§ CHALLENGE:
Print every one of the records below word for word, keeping each line unchanged.
══ DATA SHOWN
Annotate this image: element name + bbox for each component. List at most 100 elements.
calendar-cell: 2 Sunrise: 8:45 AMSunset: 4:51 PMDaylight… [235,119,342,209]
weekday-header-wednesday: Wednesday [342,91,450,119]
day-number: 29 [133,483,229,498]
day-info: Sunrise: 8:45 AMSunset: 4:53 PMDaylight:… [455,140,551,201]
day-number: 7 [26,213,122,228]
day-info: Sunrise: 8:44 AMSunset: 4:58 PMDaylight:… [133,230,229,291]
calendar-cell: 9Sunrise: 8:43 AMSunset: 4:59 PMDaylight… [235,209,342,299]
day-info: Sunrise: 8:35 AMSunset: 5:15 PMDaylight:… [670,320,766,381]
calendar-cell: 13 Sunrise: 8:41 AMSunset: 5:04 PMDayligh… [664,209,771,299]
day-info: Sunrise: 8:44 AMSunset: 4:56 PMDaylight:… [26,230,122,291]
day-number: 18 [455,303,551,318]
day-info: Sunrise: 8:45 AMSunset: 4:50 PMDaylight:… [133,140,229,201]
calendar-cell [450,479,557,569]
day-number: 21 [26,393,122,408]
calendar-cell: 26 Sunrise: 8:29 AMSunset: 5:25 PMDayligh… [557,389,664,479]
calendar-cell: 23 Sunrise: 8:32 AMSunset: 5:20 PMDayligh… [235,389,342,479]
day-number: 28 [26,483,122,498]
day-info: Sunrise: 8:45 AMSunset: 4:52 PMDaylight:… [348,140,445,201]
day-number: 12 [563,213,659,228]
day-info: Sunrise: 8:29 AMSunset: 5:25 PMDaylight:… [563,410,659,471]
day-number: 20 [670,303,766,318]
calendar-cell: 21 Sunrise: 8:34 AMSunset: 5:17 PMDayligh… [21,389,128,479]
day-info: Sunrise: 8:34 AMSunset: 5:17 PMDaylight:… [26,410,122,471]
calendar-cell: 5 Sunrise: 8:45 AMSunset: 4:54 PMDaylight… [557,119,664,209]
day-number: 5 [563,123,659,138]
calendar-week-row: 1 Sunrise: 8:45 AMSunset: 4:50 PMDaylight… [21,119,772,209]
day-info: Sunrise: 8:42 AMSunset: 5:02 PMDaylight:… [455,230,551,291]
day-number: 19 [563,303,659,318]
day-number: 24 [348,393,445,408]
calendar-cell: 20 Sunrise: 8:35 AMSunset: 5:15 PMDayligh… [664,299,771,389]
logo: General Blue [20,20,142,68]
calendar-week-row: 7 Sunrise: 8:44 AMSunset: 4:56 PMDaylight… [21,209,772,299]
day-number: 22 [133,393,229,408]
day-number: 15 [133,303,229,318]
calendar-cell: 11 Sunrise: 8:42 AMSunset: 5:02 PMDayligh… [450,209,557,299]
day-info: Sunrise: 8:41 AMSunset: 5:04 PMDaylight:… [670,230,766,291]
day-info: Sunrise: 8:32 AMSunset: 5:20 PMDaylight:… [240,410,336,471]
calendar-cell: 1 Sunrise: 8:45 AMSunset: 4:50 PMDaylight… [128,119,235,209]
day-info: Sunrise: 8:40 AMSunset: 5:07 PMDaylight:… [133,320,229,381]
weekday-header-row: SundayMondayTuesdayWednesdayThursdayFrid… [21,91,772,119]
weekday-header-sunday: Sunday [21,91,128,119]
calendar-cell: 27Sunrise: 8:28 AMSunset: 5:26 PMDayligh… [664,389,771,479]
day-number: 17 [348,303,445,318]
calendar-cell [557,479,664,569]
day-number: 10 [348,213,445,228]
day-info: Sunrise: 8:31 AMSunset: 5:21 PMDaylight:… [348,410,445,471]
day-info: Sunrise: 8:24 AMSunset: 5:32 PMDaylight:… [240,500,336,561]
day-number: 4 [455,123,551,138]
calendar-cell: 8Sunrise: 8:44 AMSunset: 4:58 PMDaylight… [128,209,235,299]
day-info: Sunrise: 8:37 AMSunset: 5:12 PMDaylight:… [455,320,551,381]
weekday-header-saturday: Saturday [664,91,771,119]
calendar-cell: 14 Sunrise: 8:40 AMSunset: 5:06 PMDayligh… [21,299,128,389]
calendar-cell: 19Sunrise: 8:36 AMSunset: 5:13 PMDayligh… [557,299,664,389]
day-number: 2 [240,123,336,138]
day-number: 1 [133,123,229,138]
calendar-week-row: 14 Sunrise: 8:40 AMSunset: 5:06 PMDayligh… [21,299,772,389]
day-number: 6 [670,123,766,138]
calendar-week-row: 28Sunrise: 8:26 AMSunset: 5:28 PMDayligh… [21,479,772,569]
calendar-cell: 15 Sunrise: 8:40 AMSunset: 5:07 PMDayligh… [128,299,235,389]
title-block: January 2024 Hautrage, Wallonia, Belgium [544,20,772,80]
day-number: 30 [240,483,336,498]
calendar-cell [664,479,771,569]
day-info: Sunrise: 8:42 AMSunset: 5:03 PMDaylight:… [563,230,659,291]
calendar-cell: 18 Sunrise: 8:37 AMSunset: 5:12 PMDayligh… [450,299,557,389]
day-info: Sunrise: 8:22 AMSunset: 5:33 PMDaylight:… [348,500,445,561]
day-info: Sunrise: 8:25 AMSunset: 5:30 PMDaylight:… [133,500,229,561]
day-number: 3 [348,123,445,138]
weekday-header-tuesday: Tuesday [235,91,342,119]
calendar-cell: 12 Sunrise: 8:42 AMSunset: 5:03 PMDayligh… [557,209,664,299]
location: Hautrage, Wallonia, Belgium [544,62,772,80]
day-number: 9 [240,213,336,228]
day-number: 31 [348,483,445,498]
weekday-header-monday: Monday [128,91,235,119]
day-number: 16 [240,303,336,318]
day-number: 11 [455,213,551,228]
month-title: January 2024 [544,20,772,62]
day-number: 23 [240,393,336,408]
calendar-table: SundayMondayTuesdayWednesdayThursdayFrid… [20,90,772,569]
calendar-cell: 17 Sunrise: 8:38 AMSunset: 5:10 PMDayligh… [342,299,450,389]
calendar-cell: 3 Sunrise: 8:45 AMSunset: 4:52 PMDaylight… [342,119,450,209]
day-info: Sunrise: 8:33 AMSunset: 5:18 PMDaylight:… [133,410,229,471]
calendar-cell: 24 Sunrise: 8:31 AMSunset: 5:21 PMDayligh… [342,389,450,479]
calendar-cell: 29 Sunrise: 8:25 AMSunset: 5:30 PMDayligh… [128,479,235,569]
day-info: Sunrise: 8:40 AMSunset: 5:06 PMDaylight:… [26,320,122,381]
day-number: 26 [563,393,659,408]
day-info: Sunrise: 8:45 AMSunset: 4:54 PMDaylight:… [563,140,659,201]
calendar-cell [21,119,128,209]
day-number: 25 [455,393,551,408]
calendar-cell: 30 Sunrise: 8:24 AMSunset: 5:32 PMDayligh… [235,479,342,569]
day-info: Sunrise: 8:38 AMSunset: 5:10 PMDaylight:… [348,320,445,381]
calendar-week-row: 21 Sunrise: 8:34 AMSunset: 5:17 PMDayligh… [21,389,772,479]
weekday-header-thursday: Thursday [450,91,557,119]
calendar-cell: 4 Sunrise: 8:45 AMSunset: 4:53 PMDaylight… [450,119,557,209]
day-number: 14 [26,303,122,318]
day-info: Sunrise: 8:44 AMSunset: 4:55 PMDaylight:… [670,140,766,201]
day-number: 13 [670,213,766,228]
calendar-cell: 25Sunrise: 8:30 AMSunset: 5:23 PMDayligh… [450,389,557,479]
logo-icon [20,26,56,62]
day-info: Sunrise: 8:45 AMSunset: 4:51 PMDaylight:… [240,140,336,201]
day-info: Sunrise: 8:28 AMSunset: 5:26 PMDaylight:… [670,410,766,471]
════
§ COMPLETE OUTPUT:
Annotate this image: element name + bbox for each component. List at most 100 elements.
calendar-cell: 2 Sunrise: 8:45 AMSunset: 4:51 PMDaylight… [235,119,342,209]
weekday-header-wednesday: Wednesday [342,91,450,119]
day-number: 29 [133,483,229,498]
day-info: Sunrise: 8:45 AMSunset: 4:53 PMDaylight:… [455,140,551,201]
day-number: 7 [26,213,122,228]
day-info: Sunrise: 8:44 AMSunset: 4:58 PMDaylight:… [133,230,229,291]
calendar-cell: 9Sunrise: 8:43 AMSunset: 4:59 PMDaylight… [235,209,342,299]
day-info: Sunrise: 8:35 AMSunset: 5:15 PMDaylight:… [670,320,766,381]
calendar-cell: 13 Sunrise: 8:41 AMSunset: 5:04 PMDayligh… [664,209,771,299]
day-info: Sunrise: 8:44 AMSunset: 4:56 PMDaylight:… [26,230,122,291]
day-number: 18 [455,303,551,318]
day-info: Sunrise: 8:45 AMSunset: 4:50 PMDaylight:… [133,140,229,201]
calendar-cell [450,479,557,569]
day-number: 21 [26,393,122,408]
calendar-cell: 26 Sunrise: 8:29 AMSunset: 5:25 PMDayligh… [557,389,664,479]
calendar-cell: 23 Sunrise: 8:32 AMSunset: 5:20 PMDayligh… [235,389,342,479]
day-number: 28 [26,483,122,498]
day-info: Sunrise: 8:45 AMSunset: 4:52 PMDaylight:… [348,140,445,201]
day-number: 12 [563,213,659,228]
day-info: Sunrise: 8:29 AMSunset: 5:25 PMDaylight:… [563,410,659,471]
day-number: 20 [670,303,766,318]
calendar-cell: 21 Sunrise: 8:34 AMSunset: 5:17 PMDayligh… [21,389,128,479]
day-info: Sunrise: 8:34 AMSunset: 5:17 PMDaylight:… [26,410,122,471]
calendar-cell: 5 Sunrise: 8:45 AMSunset: 4:54 PMDaylight… [557,119,664,209]
day-number: 5 [563,123,659,138]
calendar-week-row: 1 Sunrise: 8:45 AMSunset: 4:50 PMDaylight… [21,119,772,209]
day-info: Sunrise: 8:42 AMSunset: 5:02 PMDaylight:… [455,230,551,291]
day-number: 19 [563,303,659,318]
day-number: 24 [348,393,445,408]
calendar-cell: 20 Sunrise: 8:35 AMSunset: 5:15 PMDayligh… [664,299,771,389]
logo: General Blue [20,20,142,68]
calendar-week-row: 7 Sunrise: 8:44 AMSunset: 4:56 PMDaylight… [21,209,772,299]
day-number: 22 [133,393,229,408]
day-number: 15 [133,303,229,318]
calendar-cell: 11 Sunrise: 8:42 AMSunset: 5:02 PMDayligh… [450,209,557,299]
day-info: Sunrise: 8:41 AMSunset: 5:04 PMDaylight:… [670,230,766,291]
day-info: Sunrise: 8:32 AMSunset: 5:20 PMDaylight:… [240,410,336,471]
calendar-cell: 1 Sunrise: 8:45 AMSunset: 4:50 PMDaylight… [128,119,235,209]
day-info: Sunrise: 8:40 AMSunset: 5:07 PMDaylight:… [133,320,229,381]
weekday-header-row: SundayMondayTuesdayWednesdayThursdayFrid… [21,91,772,119]
weekday-header-sunday: Sunday [21,91,128,119]
calendar-cell: 27Sunrise: 8:28 AMSunset: 5:26 PMDayligh… [664,389,771,479]
day-number: 17 [348,303,445,318]
calendar-cell [557,479,664,569]
day-number: 10 [348,213,445,228]
day-info: Sunrise: 8:31 AMSunset: 5:21 PMDaylight:… [348,410,445,471]
day-info: Sunrise: 8:24 AMSunset: 5:32 PMDaylight:… [240,500,336,561]
day-number: 4 [455,123,551,138]
calendar-cell: 8Sunrise: 8:44 AMSunset: 4:58 PMDaylight… [128,209,235,299]
day-info: Sunrise: 8:37 AMSunset: 5:12 PMDaylight:… [455,320,551,381]
weekday-header-saturday: Saturday [664,91,771,119]
calendar-cell: 14 Sunrise: 8:40 AMSunset: 5:06 PMDayligh… [21,299,128,389]
calendar-cell: 19Sunrise: 8:36 AMSunset: 5:13 PMDayligh… [557,299,664,389]
day-number: 2 [240,123,336,138]
day-number: 1 [133,123,229,138]
calendar-week-row: 14 Sunrise: 8:40 AMSunset: 5:06 PMDayligh… [21,299,772,389]
day-number: 6 [670,123,766,138]
calendar-week-row: 28Sunrise: 8:26 AMSunset: 5:28 PMDayligh… [21,479,772,569]
calendar-cell: 15 Sunrise: 8:40 AMSunset: 5:07 PMDayligh… [128,299,235,389]
title-block: January 2024 Hautrage, Wallonia, Belgium [544,20,772,80]
day-number: 30 [240,483,336,498]
calendar-cell [664,479,771,569]
day-info: Sunrise: 8:42 AMSunset: 5:03 PMDaylight:… [563,230,659,291]
calendar-cell: 18 Sunrise: 8:37 AMSunset: 5:12 PMDayligh… [450,299,557,389]
day-info: Sunrise: 8:22 AMSunset: 5:33 PMDaylight:… [348,500,445,561]
day-info: Sunrise: 8:25 AMSunset: 5:30 PMDaylight:… [133,500,229,561]
day-number: 3 [348,123,445,138]
weekday-header-tuesday: Tuesday [235,91,342,119]
calendar-cell: 12 Sunrise: 8:42 AMSunset: 5:03 PMDayligh… [557,209,664,299]
location: Hautrage, Wallonia, Belgium [544,62,772,80]
day-number: 9 [240,213,336,228]
day-number: 31 [348,483,445,498]
weekday-header-monday: Monday [128,91,235,119]
day-number: 16 [240,303,336,318]
day-number: 11 [455,213,551,228]
month-title: January 2024 [544,20,772,62]
day-number: 23 [240,393,336,408]
calendar-table: SundayMondayTuesdayWednesdayThursdayFrid… [20,90,772,569]
calendar-cell: 17 Sunrise: 8:38 AMSunset: 5:10 PMDayligh… [342,299,450,389]
calendar-cell: 3 Sunrise: 8:45 AMSunset: 4:52 PMDaylight… [342,119,450,209]
day-info: Sunrise: 8:33 AMSunset: 5:18 PMDaylight:… [133,410,229,471]
calendar-cell: 24 Sunrise: 8:31 AMSunset: 5:21 PMDayligh… [342,389,450,479]
calendar-cell: 29 Sunrise: 8:25 AMSunset: 5:30 PMDayligh… [128,479,235,569]
day-info: Sunrise: 8:40 AMSunset: 5:06 PMDaylight:… [26,320,122,381]
day-number: 26 [563,393,659,408]
day-info: Sunrise: 8:45 AMSunset: 4:54 PMDaylight:… [563,140,659,201]
calendar-cell [21,119,128,209]
day-number: 25 [455,393,551,408]
calendar-cell: 30 Sunrise: 8:24 AMSunset: 5:32 PMDayligh… [235,479,342,569]
day-info: Sunrise: 8:38 AMSunset: 5:10 PMDaylight:… [348,320,445,381]
calendar-week-row: 21 Sunrise: 8:34 AMSunset: 5:17 PMDayligh… [21,389,772,479]
weekday-header-thursday: Thursday [450,91,557,119]
calendar-cell: 4 Sunrise: 8:45 AMSunset: 4:53 PMDaylight… [450,119,557,209]
day-number: 14 [26,303,122,318]
day-info: Sunrise: 8:44 AMSunset: 4:55 PMDaylight:… [670,140,766,201]
day-number: 13 [670,213,766,228]
calendar-cell: 25Sunrise: 8:30 AMSunset: 5:23 PMDayligh… [450,389,557,479]
logo-icon [20,26,56,62]
day-info: Sunrise: 8:45 AMSunset: 4:51 PMDaylight:… [240,140,336,201]
day-info: Sunrise: 8:28 AMSunset: 5:26 PMDaylight:… [670,410,766,471]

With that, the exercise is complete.